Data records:
*-*-*
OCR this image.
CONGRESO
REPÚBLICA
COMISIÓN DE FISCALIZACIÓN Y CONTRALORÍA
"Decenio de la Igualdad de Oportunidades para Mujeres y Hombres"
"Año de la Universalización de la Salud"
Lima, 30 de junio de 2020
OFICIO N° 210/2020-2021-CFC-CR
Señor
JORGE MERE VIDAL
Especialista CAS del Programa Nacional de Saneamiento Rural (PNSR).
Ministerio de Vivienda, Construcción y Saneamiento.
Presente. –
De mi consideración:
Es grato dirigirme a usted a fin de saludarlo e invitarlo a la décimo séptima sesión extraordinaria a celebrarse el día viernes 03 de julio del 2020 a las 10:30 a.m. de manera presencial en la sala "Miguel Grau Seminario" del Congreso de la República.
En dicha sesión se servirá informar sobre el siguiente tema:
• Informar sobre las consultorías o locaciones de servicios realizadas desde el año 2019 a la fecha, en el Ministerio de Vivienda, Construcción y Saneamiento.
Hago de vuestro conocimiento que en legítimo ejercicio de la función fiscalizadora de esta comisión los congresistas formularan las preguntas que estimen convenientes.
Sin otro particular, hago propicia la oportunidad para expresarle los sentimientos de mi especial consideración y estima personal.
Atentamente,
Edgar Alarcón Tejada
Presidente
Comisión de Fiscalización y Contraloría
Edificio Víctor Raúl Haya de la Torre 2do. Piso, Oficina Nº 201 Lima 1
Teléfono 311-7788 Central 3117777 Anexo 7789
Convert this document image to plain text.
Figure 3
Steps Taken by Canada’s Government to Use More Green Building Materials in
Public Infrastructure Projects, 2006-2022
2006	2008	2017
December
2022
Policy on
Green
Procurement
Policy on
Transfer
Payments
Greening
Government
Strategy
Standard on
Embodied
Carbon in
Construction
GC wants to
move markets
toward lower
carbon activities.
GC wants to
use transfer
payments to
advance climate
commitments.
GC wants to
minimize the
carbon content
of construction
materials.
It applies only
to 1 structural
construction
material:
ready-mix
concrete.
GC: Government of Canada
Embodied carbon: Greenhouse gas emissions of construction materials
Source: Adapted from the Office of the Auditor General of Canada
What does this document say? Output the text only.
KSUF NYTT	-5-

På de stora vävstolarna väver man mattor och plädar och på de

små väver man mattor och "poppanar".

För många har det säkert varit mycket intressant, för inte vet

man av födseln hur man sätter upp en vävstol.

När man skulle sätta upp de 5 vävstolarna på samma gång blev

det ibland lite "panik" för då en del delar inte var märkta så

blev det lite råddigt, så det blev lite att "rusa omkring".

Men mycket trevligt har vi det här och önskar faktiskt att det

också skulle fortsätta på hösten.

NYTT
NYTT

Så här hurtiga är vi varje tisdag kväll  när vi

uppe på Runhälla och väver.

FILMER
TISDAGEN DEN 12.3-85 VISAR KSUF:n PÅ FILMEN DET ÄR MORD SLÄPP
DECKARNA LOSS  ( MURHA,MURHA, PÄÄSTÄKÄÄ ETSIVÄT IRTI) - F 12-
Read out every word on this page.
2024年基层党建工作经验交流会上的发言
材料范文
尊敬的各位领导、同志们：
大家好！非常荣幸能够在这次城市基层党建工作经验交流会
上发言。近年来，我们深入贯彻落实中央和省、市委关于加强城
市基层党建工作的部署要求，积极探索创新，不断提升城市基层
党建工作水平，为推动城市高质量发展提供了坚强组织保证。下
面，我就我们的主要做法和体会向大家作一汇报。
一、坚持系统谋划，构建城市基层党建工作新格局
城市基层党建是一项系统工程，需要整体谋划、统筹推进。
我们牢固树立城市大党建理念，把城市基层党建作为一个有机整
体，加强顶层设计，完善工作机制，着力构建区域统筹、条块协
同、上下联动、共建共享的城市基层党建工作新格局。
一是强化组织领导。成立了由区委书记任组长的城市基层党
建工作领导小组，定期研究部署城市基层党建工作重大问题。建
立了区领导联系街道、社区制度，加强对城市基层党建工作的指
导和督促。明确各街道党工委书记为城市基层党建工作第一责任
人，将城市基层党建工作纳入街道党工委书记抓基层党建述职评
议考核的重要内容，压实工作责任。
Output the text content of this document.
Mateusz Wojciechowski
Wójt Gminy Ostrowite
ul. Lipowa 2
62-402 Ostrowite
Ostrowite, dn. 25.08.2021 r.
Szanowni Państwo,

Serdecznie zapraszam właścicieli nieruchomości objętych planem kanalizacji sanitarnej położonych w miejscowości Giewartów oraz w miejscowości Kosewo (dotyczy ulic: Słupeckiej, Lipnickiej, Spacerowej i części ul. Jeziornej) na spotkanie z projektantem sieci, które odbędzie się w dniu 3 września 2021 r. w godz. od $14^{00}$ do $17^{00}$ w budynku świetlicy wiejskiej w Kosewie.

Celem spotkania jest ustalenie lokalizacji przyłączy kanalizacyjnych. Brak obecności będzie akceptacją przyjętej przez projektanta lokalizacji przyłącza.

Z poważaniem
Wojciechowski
*-*-*
What you are asked to do: Write the material out exactly, with nothing left out.

Correct response:
OCR this image.
CONGRESO
REPÚBLICA
COMISIÓN DE FISCALIZACIÓN Y CONTRALORÍA
"Decenio de la Igualdad de Oportunidades para Mujeres y Hombres"
"Año de la Universalización de la Salud"
Lima, 30 de junio de 2020
OFICIO N° 210/2020-2021-CFC-CR
Señor
JORGE MERE VIDAL
Especialista CAS del Programa Nacional de Saneamiento Rural (PNSR).
Ministerio de Vivienda, Construcción y Saneamiento.
Presente. –
De mi consideración:
Es grato dirigirme a usted a fin de saludarlo e invitarlo a la décimo séptima sesión extraordinaria a celebrarse el día viernes 03 de julio del 2020 a las 10:30 a.m. de manera presencial en la sala "Miguel Grau Seminario" del Congreso de la República.
En dicha sesión se servirá informar sobre el siguiente tema:
• Informar sobre las consultorías o locaciones de servicios realizadas desde el año 2019 a la fecha, en el Ministerio de Vivienda, Construcción y Saneamiento.
Hago de vuestro conocimiento que en legítimo ejercicio de la función fiscalizadora de esta comisión los congresistas formularan las preguntas que estimen convenientes.
Sin otro particular, hago propicia la oportunidad para expresarle los sentimientos de mi especial consideración y estima personal.
Atentamente,
Edgar Alarcón Tejada
Presidente
Comisión de Fiscalización y Contraloría
Edificio Víctor Raúl Haya de la Torre 2do. Piso, Oficina Nº 201 Lima 1
Teléfono 311-7788 Central 3117777 Anexo 7789
Convert this document image to plain text.
Figure 3
Steps Taken by Canada’s Government to Use More Green Building Materials in
Public Infrastructure Projects, 2006-2022
2006	2008	2017
December
2022
Policy on
Green
Procurement
Policy on
Transfer
Payments
Greening
Government
Strategy
Standard on
Embodied
Carbon in
Construction
GC wants to
move markets
toward lower
carbon activities.
GC wants to
use transfer
payments to
advance climate
commitments.
GC wants to
minimize the
carbon content
of construction
materials.
It applies only
to 1 structural
construction
material:
ready-mix
concrete.
GC: Government of Canada
Embodied carbon: Greenhouse gas emissions of construction materials
Source: Adapted from the Office of the Auditor General of Canada
What does this document say? Output the text only.
KSUF NYTT	-5-

På de stora vävstolarna väver man mattor och plädar och på de

små väver man mattor och "poppanar".

För många har det säkert varit mycket intressant, för inte vet

man av födseln hur man sätter upp en vävstol.

När man skulle sätta upp de 5 vävstolarna på samma gång blev

det ibland lite "panik" för då en del delar inte var märkta så

blev det lite råddigt, så det blev lite att "rusa omkring".

Men mycket trevligt har vi det här och önskar faktiskt att det

också skulle fortsätta på hösten.

NYTT
NYTT

Så här hurtiga är vi varje tisdag kväll  när vi

uppe på Runhälla och väver.

FILMER
TISDAGEN DEN 12.3-85 VISAR KSUF:n PÅ FILMEN DET ÄR MORD SLÄPP
DECKARNA LOSS  ( MURHA,MURHA, PÄÄSTÄKÄÄ ETSIVÄT IRTI) - F 12-
Read out every word on this page.
2024年基层党建工作经验交流会上的发言
材料范文
尊敬的各位领导、同志们：
大家好！非常荣幸能够在这次城市基层党建工作经验交流会
上发言。近年来，我们深入贯彻落实中央和省、市委关于加强城
市基层党建工作的部署要求，积极探索创新，不断提升城市基层
党建工作水平，为推动城市高质量发展提供了坚强组织保证。下
面，我就我们的主要做法和体会向大家作一汇报。
一、坚持系统谋划，构建城市基层党建工作新格局
城市基层党建是一项系统工程，需要整体谋划、统筹推进。
我们牢固树立城市大党建理念，把城市基层党建作为一个有机整
体，加强顶层设计，完善工作机制，着力构建区域统筹、条块协
同、上下联动、共建共享的城市基层党建工作新格局。
一是强化组织领导。成立了由区委书记任组长的城市基层党
建工作领导小组，定期研究部署城市基层党建工作重大问题。建
立了区领导联系街道、社区制度，加强对城市基层党建工作的指
导和督促。明确各街道党工委书记为城市基层党建工作第一责任
人，将城市基层党建工作纳入街道党工委书记抓基层党建述职评
议考核的重要内容，压实工作责任。
Output the text content of this document.
Mateusz Wojciechowski
Wójt Gminy Ostrowite
ul. Lipowa 2
62-402 Ostrowite
Ostrowite, dn. 25.08.2021 r.
Szanowni Państwo,

Serdecznie zapraszam właścicieli nieruchomości objętych planem kanalizacji sanitarnej położonych w miejscowości Giewartów oraz w miejscowości Kosewo (dotyczy ulic: Słupeckiej, Lipnickiej, Spacerowej i części ul. Jeziornej) na spotkanie z projektantem sieci, które odbędzie się w dniu 3 września 2021 r. w godz. od $14^{00}$ do $17^{00}$ w budynku świetlicy wiejskiej w Kosewie.

Celem spotkania jest ustalenie lokalizacji przyłączy kanalizacyjnych. Brak obecności będzie akceptacją przyjętej przez projektanta lokalizacji przyłącza.

Z poważaniem
Wojciechowski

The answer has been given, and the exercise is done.